Aim of the exercise: Count, in the entries below, the lines in which "surveys" occurs. Give the number, nothing more.

Dataset extract:
┄┄┄┄┄┄┄┄┄┄

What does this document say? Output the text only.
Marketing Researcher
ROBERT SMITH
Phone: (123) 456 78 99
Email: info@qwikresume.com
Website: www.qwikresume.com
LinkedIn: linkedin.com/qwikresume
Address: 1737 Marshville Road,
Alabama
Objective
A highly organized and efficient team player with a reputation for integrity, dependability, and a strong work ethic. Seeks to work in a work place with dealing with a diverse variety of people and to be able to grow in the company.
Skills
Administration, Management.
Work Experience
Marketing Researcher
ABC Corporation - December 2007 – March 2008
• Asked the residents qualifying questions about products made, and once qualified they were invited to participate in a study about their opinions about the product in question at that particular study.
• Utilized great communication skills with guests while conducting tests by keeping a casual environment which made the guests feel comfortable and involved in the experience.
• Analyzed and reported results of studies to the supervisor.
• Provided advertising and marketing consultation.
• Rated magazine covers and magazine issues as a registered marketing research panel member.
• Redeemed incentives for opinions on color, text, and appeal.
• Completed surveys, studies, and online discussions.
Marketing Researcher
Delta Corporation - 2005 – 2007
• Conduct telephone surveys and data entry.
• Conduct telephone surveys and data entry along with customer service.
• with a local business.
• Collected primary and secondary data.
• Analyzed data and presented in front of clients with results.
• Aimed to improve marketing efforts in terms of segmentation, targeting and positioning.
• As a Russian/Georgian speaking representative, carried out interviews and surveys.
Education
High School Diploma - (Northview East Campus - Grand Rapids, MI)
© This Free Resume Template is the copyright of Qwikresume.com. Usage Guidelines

┄┄┄┄┄┄┄┄┄┄

Exercise solution: 4